SHORT EXERCISE
Could you write out every record below exactly, leaving out any pictures?

----- GIVEN ENTRIES -----

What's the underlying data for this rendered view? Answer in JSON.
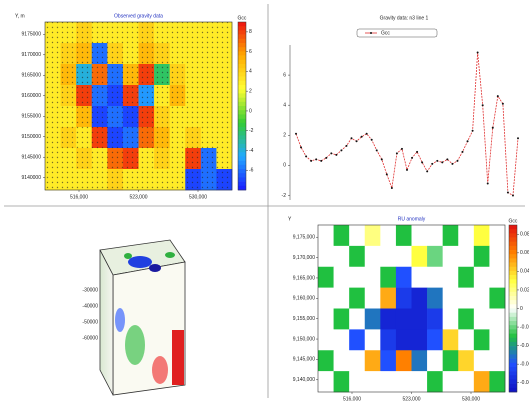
{
  "chart_data": [
    {
      "type": "heatmap",
      "title": "Observed gravity data",
      "y_label": "Y, m",
      "colorbar_label": "Gcc",
      "xlim": [
        512000,
        534000
      ],
      "xticks": [
        {
          "value": 516000,
          "label": "516,000"
        },
        {
          "value": 523000,
          "label": "523,000"
        },
        {
          "value": 530000,
          "label": "530,000"
        }
      ],
      "ylim": [
        9137000,
        9178000
      ],
      "yticks": [
        9175000,
        9170000,
        9165000,
        9160000,
        9155000,
        9150000,
        9145000,
        9140000
      ],
      "zlim": [
        -8,
        9
      ],
      "zticks": [
        8,
        6,
        4,
        2,
        0,
        -2,
        -4,
        -6
      ],
      "colors": [
        "#1a1aff",
        "#22aaff",
        "#33cc33",
        "#ffff33",
        "#ffaa00",
        "#ee1111"
      ],
      "z": [
        [
          3,
          3,
          4,
          3,
          3,
          3,
          4,
          3,
          3,
          3,
          3,
          3
        ],
        [
          3,
          4,
          5,
          -6,
          4,
          3,
          5,
          4,
          3,
          3,
          3,
          3
        ],
        [
          3,
          5,
          -4,
          7,
          -6,
          5,
          8,
          -2,
          4,
          3,
          3,
          3
        ],
        [
          3,
          4,
          8,
          -6,
          -7,
          8,
          -5,
          3,
          5,
          3,
          3,
          3
        ],
        [
          3,
          3,
          5,
          -7,
          -6,
          -7,
          8,
          4,
          3,
          3,
          3,
          3
        ],
        [
          3,
          4,
          3,
          8,
          -7,
          -6,
          7,
          5,
          3,
          4,
          3,
          3
        ],
        [
          3,
          3,
          4,
          3,
          7,
          8,
          3,
          4,
          3,
          8,
          -6,
          3
        ],
        [
          3,
          3,
          3,
          3,
          4,
          3,
          3,
          3,
          3,
          -7,
          -6,
          -7
        ]
      ]
    },
    {
      "type": "line",
      "title": "Gravity data: n3 line 1",
      "ylim": [
        -2.3,
        8
      ],
      "yticks": [
        6,
        4,
        2,
        0,
        -2
      ],
      "series": [
        {
          "name": "Gcc",
          "color": "#e03030",
          "values": [
            2.1,
            1.2,
            0.6,
            0.3,
            0.4,
            0.3,
            0.5,
            0.8,
            0.7,
            1.0,
            1.3,
            1.8,
            1.6,
            1.9,
            2.1,
            1.7,
            1.0,
            0.4,
            -0.6,
            -1.5,
            0.8,
            1.1,
            -0.3,
            0.5,
            0.9,
            0.2,
            -0.4,
            0.1,
            0.3,
            0.2,
            0.4,
            0.1,
            0.3,
            0.9,
            1.6,
            2.3,
            7.5,
            4.0,
            -1.2,
            2.5,
            4.6,
            4.1,
            -1.8,
            -2.0,
            1.8
          ]
        }
      ]
    },
    {
      "type": "heatmap",
      "title": "RU anomaly",
      "y_label": "Y",
      "colorbar_label": "Gcc",
      "xlim": [
        512000,
        534000
      ],
      "xticks": [
        {
          "value": 516000,
          "label": "516,000"
        },
        {
          "value": 523000,
          "label": "523,000"
        },
        {
          "value": 530000,
          "label": "530,000"
        }
      ],
      "ylim": [
        9137000,
        9178000
      ],
      "yticks": [
        {
          "value": 9175000,
          "label": "9,175,000"
        },
        {
          "value": 9170000,
          "label": "9,170,000"
        },
        {
          "value": 9165000,
          "label": "9,165,000"
        },
        {
          "value": 9160000,
          "label": "9,160,000"
        },
        {
          "value": 9155000,
          "label": "9,155,000"
        },
        {
          "value": 9150000,
          "label": "9,150,000"
        },
        {
          "value": 9145000,
          "label": "9,145,000"
        },
        {
          "value": 9140000,
          "label": "9,140,000"
        }
      ],
      "zlim": [
        -0.09,
        0.09
      ],
      "zticks": [
        0.08,
        0.06,
        0.04,
        0.02,
        0,
        -0.02,
        -0.04,
        -0.06,
        -0.08
      ],
      "colors": [
        "#1010c0",
        "#2050ff",
        "#20c040",
        "#ffffff",
        "#ffff40",
        "#ff8000",
        "#e01010"
      ],
      "z": [
        [
          0,
          -0.03,
          0,
          0.02,
          0,
          -0.03,
          0,
          0,
          -0.03,
          0,
          0.03,
          0
        ],
        [
          0,
          0,
          -0.03,
          0,
          0,
          0,
          0.03,
          -0.02,
          0,
          0,
          -0.03,
          0
        ],
        [
          -0.03,
          0,
          0,
          0,
          -0.03,
          -0.06,
          0,
          0,
          0,
          -0.03,
          0,
          0
        ],
        [
          0,
          0,
          -0.03,
          0,
          0.05,
          -0.07,
          -0.08,
          -0.05,
          0,
          0,
          0,
          -0.03
        ],
        [
          0,
          -0.03,
          0,
          -0.05,
          -0.08,
          -0.08,
          -0.08,
          -0.07,
          0,
          -0.03,
          0,
          0
        ],
        [
          0,
          0,
          -0.06,
          0,
          -0.07,
          -0.08,
          -0.08,
          -0.06,
          0.04,
          0,
          -0.03,
          0
        ],
        [
          -0.03,
          0,
          0,
          0.05,
          -0.06,
          0.06,
          -0.05,
          0,
          -0.03,
          0.04,
          0,
          0
        ],
        [
          0,
          -0.03,
          0,
          0,
          0,
          0,
          0,
          -0.03,
          0,
          0,
          0.05,
          -0.03
        ]
      ]
    }
  ],
  "cube": {
    "labels": [
      "-30000",
      "-40000",
      "-50000",
      "-60000"
    ]
  }
}
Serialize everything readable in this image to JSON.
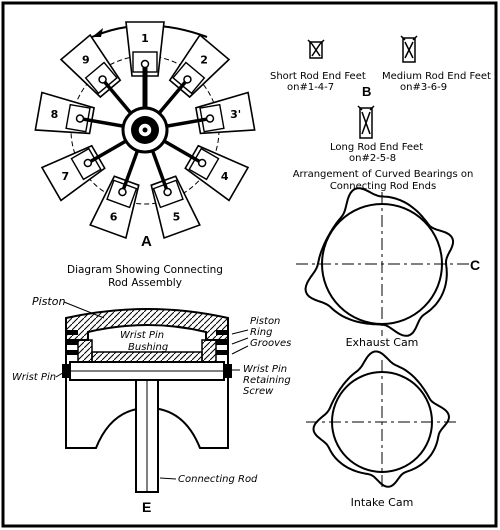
{
  "figure_a": {
    "letter": "A",
    "caption_line1": "Diagram Showing Connecting",
    "caption_line2": "Rod Assembly",
    "cylinders": [
      "1",
      "2",
      "3'",
      "4",
      "5",
      "6",
      "7",
      "8",
      "9"
    ]
  },
  "figure_b": {
    "letter": "B",
    "short_line1": "Short Rod End Feet",
    "short_line2": "on#1-4-7",
    "medium_line1": "Medium Rod End Feet",
    "medium_line2": "on#3-6-9",
    "long_line1": "Long Rod End Feet",
    "long_line2": "on#2-5-8",
    "caption_line1": "Arrangement of Curved Bearings on",
    "caption_line2": "Connecting Rod Ends"
  },
  "figure_c": {
    "letter": "C",
    "exhaust_label": "Exhaust Cam",
    "intake_label": "Intake Cam"
  },
  "figure_e": {
    "letter": "E",
    "piston": "Piston",
    "wrist_pin": "Wrist Pin",
    "wrist_pin_bushing_1": "Wrist Pin",
    "wrist_pin_bushing_2": "Bushing",
    "ring_grooves_1": "Piston",
    "ring_grooves_2": "Ring",
    "ring_grooves_3": "Grooves",
    "retaining_1": "Wrist Pin",
    "retaining_2": "Retaining",
    "retaining_3": "Screw",
    "connecting_rod": "Connecting Rod"
  }
}
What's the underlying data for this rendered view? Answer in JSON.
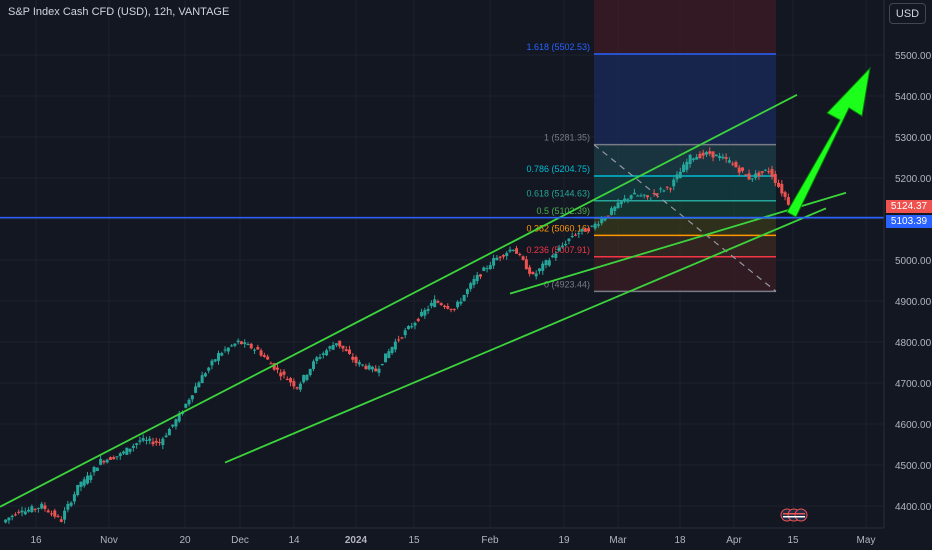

-----

RESPONSE BELOW
What's the underlying data for this rendered view? Answer in JSON.
{
  "chart_data": [
    {
      "type": "heatmap",
      "title": "Observed gravity data",
      "y_label": "Y, m",
      "colorbar_label": "Gcc",
      "xlim": [
        512000,
        534000
      ],
      "xticks": [
        {
          "value": 516000,
          "label": "516,000"
        },
        {
          "value": 523000,
          "label": "523,000"
        },
        {
          "value": 530000,
          "label": "530,000"
        }
      ],
      "ylim": [
        9137000,
        9178000
      ],
      "yticks": [
        9175000,
        9170000,
        9165000,
        9160000,
        9155000,
        9150000,
        9145000,
        9140000
      ],
      "zlim": [
        -8,
        9
      ],
      "zticks": [
        8,
        6,
        4,
        2,
        0,
        -2,
        -4,
        -6
      ],
      "colors": [
        "#1a1aff",
        "#22aaff",
        "#33cc33",
        "#ffff33",
        "#ffaa00",
        "#ee1111"
      ],
      "z": [
        [
          3,
          3,
          4,
          3,
          3,
          3,
          4,
          3,
          3,
          3,
          3,
          3
        ],
        [
          3,
          4,
          5,
          -6,
          4,
          3,
          5,
          4,
          3,
          3,
          3,
          3
        ],
        [
          3,
          5,
          -4,
          7,
          -6,
          5,
          8,
          -2,
          4,
          3,
          3,
          3
        ],
        [
          3,
          4,
          8,
          -6,
          -7,
          8,
          -5,
          3,
          5,
          3,
          3,
          3
        ],
        [
          3,
          3,
          5,
          -7,
          -6,
          -7,
          8,
          4,
          3,
          3,
          3,
          3
        ],
        [
          3,
          4,
          3,
          8,
          -7,
          -6,
          7,
          5,
          3,
          4,
          3,
          3
        ],
        [
          3,
          3,
          4,
          3,
          7,
          8,
          3,
          4,
          3,
          8,
          -6,
          3
        ],
        [
          3,
          3,
          3,
          3,
          4,
          3,
          3,
          3,
          3,
          -7,
          -6,
          -7
        ]
      ]
    },
    {
      "type": "line",
      "title": "Gravity data: n3 line 1",
      "ylim": [
        -2.3,
        8
      ],
      "yticks": [
        6,
        4,
        2,
        0,
        -2
      ],
      "series": [
        {
          "name": "Gcc",
          "color": "#e03030",
          "values": [
            2.1,
            1.2,
            0.6,
            0.3,
            0.4,
            0.3,
            0.5,
            0.8,
            0.7,
            1.0,
            1.3,
            1.8,
            1.6,
            1.9,
            2.1,
            1.7,
            1.0,
            0.4,
            -0.6,
            -1.5,
            0.8,
            1.1,
            -0.3,
            0.5,
            0.9,
            0.2,
            -0.4,
            0.1,
            0.3,
            0.2,
            0.4,
            0.1,
            0.3,
            0.9,
            1.6,
            2.3,
            7.5,
            4.0,
            -1.2,
            2.5,
            4.6,
            4.1,
            -1.8,
            -2.0,
            1.8
          ]
        }
      ]
    },
    {
      "type": "heatmap",
      "title": "RU anomaly",
      "y_label": "Y",
      "colorbar_label": "Gcc",
      "xlim": [
        512000,
        534000
      ],
      "xticks": [
        {
          "value": 516000,
          "label": "516,000"
        },
        {
          "value": 523000,
          "label": "523,000"
        },
        {
          "value": 530000,
          "label": "530,000"
        }
      ],
      "ylim": [
        9137000,
        9178000
      ],
      "yticks": [
        {
          "value": 9175000,
          "label": "9,175,000"
        },
        {
          "value": 9170000,
          "label": "9,170,000"
        },
        {
          "value": 9165000,
          "label": "9,165,000"
        },
        {
          "value": 9160000,
          "label": "9,160,000"
        },
        {
          "value": 9155000,
          "label": "9,155,000"
        },
        {
          "value": 9150000,
          "label": "9,150,000"
        },
        {
          "value": 9145000,
          "label": "9,145,000"
        },
        {
          "value": 9140000,
          "label": "9,140,000"
        }
      ],
      "zlim": [
        -0.09,
        0.09
      ],
      "zticks": [
        0.08,
        0.06,
        0.04,
        0.02,
        0,
        -0.02,
        -0.04,
        -0.06,
        -0.08
      ],
      "colors": [
        "#1010c0",
        "#2050ff",
        "#20c040",
        "#ffffff",
        "#ffff40",
        "#ff8000",
        "#e01010"
      ],
      "z": [
        [
          0,
          -0.03,
          0,
          0.02,
          0,
          -0.03,
          0,
          0,
          -0.03,
          0,
          0.03,
          0
        ],
        [
          0,
          0,
          -0.03,
          0,
          0,
          0,
          0.03,
          -0.02,
          0,
          0,
          -0.03,
          0
        ],
        [
          -0.03,
          0,
          0,
          0,
          -0.03,
          -0.06,
          0,
          0,
          0,
          -0.03,
          0,
          0
        ],
        [
          0,
          0,
          -0.03,
          0,
          0.05,
          -0.07,
          -0.08,
          -0.05,
          0,
          0,
          0,
          -0.03
        ],
        [
          0,
          -0.03,
          0,
          -0.05,
          -0.08,
          -0.08,
          -0.08,
          -0.07,
          0,
          -0.03,
          0,
          0
        ],
        [
          0,
          0,
          -0.06,
          0,
          -0.07,
          -0.08,
          -0.08,
          -0.06,
          0.04,
          0,
          -0.03,
          0
        ],
        [
          -0.03,
          0,
          0,
          0.05,
          -0.06,
          0.06,
          -0.05,
          0,
          -0.03,
          0.04,
          0,
          0
        ],
        [
          0,
          -0.03,
          0,
          0,
          0,
          0,
          0,
          -0.03,
          0,
          0,
          0.05,
          -0.03
        ]
      ]
    }
  ],
  "cube": {
    "labels": [
      "-30000",
      "-40000",
      "-50000",
      "-60000"
    ]
  }
}
Serialize everything readable in this image to JSON.
{
  "figure_a": {
    "letter": "A",
    "caption_line1": "Diagram Showing Connecting",
    "caption_line2": "Rod Assembly",
    "cylinders": [
      "1",
      "2",
      "3'",
      "4",
      "5",
      "6",
      "7",
      "8",
      "9"
    ]
  },
  "figure_b": {
    "letter": "B",
    "short_line1": "Short Rod End Feet",
    "short_line2": "on#1-4-7",
    "medium_line1": "Medium Rod End Feet",
    "medium_line2": "on#3-6-9",
    "long_line1": "Long Rod End Feet",
    "long_line2": "on#2-5-8",
    "caption_line1": "Arrangement of Curved Bearings on",
    "caption_line2": "Connecting Rod Ends"
  },
  "figure_c": {
    "letter": "C",
    "exhaust_label": "Exhaust Cam",
    "intake_label": "Intake Cam"
  },
  "figure_e": {
    "letter": "E",
    "piston": "Piston",
    "wrist_pin": "Wrist Pin",
    "wrist_pin_bushing_1": "Wrist Pin",
    "wrist_pin_bushing_2": "Bushing",
    "ring_grooves_1": "Piston",
    "ring_grooves_2": "Ring",
    "ring_grooves_3": "Grooves",
    "retaining_1": "Wrist Pin",
    "retaining_2": "Retaining",
    "retaining_3": "Screw",
    "connecting_rod": "Connecting Rod"
  }
}
What's the underlying data for this rendered view? Answer in JSON.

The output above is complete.